From the contract definitions, print the passage starting at "For purposes of" and ending at "Section 6.1.".

[SUPPLIED TEXT]
===

For purposes of this Agreement, Newco shall not be deemed to be a Subsidiary of
Buyer or Seller or their respective Subsidiaries.
"Survival Period" has the meaning ascribed to such term in
Section 6.1.
"Tax" shall mean any federal, state, local, or foreign income,
gross receipts, license, payroll, employment, excise, severance, stamp,
occupation, premium, windfall profits, environmental (including taxes under Code
section 59A), customs duties, capital stock, franchise, profits, withholding,
social security (or similar), unemployment, disability, real property, personal
property, sales, use, transfer, registration, value added, alternative or add-on
minimum, estimated, or other tax of any kind whatsoever, including any interest,
penalty, or addition thereto.

===

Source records
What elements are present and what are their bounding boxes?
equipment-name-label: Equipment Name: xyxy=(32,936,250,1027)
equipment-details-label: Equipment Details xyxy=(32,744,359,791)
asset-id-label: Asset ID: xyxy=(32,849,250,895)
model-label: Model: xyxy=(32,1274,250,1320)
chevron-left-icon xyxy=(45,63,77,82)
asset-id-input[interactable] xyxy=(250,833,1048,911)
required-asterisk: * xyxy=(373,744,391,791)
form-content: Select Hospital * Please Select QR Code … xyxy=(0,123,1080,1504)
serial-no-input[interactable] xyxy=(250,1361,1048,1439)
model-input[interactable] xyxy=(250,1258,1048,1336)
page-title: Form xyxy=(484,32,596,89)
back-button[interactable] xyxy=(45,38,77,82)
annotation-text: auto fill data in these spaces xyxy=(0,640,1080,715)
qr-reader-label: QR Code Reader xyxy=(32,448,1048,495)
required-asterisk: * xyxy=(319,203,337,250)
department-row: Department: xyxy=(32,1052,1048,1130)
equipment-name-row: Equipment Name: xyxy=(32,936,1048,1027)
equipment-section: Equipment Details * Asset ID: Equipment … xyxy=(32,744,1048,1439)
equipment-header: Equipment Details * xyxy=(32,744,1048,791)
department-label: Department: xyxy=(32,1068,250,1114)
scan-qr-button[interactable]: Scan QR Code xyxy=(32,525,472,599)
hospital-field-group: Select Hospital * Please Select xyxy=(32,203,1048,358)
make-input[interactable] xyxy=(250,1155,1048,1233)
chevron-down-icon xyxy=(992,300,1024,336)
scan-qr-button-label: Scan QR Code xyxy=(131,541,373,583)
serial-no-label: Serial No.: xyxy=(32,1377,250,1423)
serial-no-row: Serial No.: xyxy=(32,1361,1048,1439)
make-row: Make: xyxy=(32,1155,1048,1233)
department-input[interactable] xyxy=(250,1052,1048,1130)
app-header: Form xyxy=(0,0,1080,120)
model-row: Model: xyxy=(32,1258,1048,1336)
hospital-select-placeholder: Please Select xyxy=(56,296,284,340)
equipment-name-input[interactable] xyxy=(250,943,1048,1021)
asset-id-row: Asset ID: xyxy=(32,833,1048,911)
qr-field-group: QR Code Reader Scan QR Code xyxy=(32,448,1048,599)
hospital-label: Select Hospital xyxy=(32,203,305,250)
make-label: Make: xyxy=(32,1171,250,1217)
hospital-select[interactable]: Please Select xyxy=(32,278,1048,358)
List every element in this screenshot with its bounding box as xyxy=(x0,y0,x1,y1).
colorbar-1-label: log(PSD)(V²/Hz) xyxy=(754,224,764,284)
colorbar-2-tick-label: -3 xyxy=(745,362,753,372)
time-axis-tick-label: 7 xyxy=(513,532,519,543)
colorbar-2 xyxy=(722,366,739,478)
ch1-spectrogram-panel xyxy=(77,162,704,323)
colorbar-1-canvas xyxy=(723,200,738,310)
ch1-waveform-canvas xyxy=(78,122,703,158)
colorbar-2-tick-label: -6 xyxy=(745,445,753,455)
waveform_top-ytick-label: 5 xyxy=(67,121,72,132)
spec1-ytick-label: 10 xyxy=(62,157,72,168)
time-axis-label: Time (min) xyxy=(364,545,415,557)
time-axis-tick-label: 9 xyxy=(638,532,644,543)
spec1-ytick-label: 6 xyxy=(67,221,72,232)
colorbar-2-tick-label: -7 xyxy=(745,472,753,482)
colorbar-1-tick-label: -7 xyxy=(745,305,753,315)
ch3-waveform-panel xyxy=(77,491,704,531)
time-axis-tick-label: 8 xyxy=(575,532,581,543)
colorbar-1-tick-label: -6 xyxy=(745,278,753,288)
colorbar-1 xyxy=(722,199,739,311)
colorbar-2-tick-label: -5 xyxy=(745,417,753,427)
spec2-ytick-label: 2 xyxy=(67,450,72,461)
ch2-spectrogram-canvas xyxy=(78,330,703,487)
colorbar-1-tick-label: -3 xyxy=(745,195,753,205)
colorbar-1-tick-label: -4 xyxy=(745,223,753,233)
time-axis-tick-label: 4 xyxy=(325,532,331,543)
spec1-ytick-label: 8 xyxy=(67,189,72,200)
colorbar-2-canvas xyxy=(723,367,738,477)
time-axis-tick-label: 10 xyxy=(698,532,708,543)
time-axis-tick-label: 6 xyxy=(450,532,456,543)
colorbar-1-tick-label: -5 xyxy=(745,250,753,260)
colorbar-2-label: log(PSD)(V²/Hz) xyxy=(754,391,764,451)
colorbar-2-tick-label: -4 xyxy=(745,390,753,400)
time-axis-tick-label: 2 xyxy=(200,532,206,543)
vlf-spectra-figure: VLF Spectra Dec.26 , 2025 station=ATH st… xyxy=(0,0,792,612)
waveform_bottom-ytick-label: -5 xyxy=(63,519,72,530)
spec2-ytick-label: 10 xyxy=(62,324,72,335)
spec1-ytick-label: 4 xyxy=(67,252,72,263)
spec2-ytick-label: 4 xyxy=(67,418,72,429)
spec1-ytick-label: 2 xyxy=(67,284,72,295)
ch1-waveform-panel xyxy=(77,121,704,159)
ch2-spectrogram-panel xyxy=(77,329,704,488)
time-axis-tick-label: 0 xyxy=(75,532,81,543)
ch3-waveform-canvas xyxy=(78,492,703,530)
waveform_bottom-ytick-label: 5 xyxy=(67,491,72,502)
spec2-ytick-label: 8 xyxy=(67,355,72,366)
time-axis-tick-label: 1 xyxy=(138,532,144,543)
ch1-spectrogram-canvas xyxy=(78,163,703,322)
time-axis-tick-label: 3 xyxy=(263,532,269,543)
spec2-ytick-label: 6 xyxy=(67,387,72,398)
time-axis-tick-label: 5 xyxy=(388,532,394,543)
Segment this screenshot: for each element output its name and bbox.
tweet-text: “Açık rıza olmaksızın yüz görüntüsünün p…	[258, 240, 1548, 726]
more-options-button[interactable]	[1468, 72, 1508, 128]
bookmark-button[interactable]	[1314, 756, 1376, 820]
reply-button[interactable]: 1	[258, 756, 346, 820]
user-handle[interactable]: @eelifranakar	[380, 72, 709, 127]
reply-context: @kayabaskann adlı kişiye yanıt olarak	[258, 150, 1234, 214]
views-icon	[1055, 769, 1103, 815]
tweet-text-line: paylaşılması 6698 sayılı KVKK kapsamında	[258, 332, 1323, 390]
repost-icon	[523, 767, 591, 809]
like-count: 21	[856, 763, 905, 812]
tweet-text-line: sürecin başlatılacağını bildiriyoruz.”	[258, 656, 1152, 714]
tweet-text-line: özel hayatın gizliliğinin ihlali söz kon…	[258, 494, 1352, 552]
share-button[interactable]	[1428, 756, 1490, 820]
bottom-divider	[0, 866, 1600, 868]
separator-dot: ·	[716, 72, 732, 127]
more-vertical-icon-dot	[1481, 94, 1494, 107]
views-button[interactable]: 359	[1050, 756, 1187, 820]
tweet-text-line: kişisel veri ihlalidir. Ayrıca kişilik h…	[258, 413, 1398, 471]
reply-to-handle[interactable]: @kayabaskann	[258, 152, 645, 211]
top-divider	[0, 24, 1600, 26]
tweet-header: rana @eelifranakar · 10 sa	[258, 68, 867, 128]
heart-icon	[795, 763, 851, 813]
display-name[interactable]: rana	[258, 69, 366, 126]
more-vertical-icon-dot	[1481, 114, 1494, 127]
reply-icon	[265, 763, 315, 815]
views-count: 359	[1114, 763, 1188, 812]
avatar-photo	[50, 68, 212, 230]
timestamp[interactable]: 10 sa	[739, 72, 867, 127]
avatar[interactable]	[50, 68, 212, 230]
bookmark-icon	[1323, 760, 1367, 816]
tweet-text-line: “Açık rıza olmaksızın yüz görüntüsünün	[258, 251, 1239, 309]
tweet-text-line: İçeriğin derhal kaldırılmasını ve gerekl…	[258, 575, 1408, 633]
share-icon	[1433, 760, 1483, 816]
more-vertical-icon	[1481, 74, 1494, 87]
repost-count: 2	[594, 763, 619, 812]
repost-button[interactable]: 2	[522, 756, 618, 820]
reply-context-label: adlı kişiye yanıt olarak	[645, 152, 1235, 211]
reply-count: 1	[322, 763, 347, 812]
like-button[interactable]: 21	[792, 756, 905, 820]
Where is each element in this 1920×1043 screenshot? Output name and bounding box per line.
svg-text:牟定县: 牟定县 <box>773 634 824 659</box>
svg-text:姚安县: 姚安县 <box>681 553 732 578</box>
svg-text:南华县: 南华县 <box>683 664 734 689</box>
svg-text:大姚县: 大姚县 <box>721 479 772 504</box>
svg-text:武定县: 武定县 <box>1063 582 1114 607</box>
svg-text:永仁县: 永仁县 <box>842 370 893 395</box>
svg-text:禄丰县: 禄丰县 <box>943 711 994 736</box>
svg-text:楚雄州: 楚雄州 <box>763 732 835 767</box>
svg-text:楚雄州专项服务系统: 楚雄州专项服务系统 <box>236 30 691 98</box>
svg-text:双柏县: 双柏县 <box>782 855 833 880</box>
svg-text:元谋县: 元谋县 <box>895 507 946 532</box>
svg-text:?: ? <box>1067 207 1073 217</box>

===

[TASK RESPONSE]
For purposes of this Agreement, Newco shall not be deemed to be a Subsidiary of
Buyer or Seller or their respective Subsidiaries.
"Survival Period" has the meaning ascribed to such term in
Section 6.1.